### WHAT IS EXPECTED
Show only lines that include "BHIST".

### EXERCISE INPUT

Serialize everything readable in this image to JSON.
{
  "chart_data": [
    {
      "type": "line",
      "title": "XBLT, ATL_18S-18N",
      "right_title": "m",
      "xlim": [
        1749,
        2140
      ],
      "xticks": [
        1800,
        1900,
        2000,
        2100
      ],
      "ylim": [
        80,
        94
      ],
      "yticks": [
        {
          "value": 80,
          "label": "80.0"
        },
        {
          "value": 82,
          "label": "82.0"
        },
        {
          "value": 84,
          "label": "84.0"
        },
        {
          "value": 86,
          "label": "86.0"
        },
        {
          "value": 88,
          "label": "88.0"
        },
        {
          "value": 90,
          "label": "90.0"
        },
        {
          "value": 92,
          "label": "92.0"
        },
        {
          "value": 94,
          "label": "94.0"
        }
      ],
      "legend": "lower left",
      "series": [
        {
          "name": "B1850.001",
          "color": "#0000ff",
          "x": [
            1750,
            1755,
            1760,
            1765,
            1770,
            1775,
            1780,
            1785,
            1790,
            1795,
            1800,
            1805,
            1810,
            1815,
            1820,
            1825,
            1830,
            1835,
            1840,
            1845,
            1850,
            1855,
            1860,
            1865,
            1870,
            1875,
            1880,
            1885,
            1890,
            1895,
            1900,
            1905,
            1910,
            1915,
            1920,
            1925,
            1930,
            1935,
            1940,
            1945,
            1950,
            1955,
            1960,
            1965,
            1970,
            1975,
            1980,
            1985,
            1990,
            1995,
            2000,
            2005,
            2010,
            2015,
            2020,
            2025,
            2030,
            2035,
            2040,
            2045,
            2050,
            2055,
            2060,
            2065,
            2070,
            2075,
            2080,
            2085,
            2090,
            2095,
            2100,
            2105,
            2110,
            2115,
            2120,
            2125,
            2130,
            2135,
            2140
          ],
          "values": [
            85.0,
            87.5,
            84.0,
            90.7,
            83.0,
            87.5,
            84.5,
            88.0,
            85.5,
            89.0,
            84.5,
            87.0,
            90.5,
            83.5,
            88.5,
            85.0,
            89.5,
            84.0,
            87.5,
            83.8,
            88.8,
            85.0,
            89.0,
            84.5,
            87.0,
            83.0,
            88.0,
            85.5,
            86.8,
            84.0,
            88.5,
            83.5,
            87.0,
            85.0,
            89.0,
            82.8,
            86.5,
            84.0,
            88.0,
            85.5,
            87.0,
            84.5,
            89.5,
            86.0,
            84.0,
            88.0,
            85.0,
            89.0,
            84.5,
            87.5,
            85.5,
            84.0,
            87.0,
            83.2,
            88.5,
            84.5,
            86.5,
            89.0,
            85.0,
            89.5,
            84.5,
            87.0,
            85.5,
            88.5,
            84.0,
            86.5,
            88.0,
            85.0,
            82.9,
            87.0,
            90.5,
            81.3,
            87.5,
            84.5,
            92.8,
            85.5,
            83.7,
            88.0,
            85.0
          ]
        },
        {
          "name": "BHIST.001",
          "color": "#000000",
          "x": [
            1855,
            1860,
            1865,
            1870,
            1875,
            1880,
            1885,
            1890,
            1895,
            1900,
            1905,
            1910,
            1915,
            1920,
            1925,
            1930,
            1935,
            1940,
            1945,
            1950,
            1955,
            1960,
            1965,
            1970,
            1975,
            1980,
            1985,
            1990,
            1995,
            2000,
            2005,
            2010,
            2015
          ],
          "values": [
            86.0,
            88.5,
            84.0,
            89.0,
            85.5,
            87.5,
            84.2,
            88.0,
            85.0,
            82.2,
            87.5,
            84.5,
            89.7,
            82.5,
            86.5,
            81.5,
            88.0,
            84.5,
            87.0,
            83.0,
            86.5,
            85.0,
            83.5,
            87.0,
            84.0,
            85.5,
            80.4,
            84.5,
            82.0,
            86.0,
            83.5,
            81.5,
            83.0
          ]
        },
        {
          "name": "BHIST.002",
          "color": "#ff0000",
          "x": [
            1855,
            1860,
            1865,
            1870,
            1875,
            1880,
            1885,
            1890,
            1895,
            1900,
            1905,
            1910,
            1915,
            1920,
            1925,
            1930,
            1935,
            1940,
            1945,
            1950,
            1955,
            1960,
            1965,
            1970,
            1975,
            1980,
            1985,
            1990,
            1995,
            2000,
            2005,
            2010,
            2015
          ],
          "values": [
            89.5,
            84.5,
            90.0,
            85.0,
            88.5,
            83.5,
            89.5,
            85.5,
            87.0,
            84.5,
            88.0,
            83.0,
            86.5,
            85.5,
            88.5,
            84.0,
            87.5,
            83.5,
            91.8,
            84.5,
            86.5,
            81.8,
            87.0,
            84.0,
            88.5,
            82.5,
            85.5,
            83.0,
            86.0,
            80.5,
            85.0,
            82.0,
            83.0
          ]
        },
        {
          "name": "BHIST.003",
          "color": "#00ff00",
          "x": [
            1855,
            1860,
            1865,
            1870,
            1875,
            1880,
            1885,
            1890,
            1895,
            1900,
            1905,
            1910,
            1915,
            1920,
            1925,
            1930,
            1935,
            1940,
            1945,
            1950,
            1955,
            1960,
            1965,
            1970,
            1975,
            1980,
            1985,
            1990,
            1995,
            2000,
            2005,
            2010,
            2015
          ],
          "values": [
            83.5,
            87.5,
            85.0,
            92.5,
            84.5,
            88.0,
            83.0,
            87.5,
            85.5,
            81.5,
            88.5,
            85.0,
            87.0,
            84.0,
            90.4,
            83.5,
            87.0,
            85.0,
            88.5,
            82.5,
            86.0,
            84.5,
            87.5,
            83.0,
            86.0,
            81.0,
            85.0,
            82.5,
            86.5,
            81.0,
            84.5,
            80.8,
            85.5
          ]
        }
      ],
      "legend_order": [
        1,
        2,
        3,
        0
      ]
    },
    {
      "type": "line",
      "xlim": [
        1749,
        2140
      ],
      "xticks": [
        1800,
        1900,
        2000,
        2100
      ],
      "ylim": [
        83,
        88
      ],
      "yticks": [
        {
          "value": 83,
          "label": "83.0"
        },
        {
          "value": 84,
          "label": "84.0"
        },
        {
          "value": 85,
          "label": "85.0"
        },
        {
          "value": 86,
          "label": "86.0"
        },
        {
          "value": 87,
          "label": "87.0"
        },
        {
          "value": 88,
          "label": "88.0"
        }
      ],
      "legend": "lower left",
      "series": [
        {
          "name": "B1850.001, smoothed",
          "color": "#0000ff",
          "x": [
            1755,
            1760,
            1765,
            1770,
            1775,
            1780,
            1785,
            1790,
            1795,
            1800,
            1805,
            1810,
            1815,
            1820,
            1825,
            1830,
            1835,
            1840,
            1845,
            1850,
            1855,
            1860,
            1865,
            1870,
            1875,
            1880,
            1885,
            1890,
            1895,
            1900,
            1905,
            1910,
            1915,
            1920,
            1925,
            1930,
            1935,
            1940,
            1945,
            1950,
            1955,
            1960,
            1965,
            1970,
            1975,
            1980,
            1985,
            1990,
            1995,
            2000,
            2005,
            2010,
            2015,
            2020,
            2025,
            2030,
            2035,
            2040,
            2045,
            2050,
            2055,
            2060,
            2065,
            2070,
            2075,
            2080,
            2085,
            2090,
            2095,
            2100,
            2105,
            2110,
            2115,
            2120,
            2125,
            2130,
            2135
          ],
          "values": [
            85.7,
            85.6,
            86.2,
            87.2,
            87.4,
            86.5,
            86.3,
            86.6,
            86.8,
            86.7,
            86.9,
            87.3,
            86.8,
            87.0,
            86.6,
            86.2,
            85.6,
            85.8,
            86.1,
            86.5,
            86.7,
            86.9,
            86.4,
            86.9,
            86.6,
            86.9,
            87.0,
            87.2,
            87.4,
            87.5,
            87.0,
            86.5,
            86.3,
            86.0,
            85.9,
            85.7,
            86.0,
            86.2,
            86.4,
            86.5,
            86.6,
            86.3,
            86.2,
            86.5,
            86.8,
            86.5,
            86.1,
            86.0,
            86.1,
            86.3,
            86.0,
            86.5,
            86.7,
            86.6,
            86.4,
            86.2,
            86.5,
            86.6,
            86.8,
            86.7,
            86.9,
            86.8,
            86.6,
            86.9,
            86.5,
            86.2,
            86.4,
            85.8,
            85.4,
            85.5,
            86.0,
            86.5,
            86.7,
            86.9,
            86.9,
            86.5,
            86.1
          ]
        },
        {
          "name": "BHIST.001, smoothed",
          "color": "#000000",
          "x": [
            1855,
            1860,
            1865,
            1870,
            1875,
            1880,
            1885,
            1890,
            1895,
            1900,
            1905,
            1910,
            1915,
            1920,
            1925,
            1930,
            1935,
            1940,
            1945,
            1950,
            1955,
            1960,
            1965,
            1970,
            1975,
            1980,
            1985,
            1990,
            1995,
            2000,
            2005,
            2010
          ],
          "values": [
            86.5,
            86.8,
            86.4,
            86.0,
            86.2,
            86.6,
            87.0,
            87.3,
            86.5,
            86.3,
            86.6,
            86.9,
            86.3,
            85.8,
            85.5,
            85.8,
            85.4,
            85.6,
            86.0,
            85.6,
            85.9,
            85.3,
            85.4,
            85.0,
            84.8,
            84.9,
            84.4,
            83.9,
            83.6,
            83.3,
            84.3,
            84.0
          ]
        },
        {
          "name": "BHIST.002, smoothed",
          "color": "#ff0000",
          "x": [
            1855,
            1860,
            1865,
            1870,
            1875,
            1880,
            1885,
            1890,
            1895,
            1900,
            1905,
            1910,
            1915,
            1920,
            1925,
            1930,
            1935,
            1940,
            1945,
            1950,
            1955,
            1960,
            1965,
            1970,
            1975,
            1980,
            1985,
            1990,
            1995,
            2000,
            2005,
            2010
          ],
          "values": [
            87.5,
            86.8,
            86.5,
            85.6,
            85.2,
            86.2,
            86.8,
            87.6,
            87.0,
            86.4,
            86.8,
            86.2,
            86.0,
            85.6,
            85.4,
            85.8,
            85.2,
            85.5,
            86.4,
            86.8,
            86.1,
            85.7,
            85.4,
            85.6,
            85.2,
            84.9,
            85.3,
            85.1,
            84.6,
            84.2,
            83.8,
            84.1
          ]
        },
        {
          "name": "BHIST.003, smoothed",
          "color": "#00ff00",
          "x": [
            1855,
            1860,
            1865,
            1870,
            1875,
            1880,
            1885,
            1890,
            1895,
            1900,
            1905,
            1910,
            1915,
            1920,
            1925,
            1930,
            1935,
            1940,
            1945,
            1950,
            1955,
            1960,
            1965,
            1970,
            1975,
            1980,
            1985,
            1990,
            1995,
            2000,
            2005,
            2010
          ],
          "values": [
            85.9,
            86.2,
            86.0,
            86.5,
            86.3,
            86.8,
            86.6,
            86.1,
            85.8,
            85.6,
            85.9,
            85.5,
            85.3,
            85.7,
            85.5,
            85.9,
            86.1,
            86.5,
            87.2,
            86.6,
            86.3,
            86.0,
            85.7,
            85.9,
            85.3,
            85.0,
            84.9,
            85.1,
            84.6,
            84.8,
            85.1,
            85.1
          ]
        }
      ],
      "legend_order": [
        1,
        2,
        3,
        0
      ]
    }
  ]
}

### ANSWER BELOW
          "name": "BHIST.001",
          "name": "BHIST.002",
          "name": "BHIST.003",
          "name": "BHIST.001, smoothed",
          "name": "BHIST.002, smoothed",
          "name": "BHIST.003, smoothed",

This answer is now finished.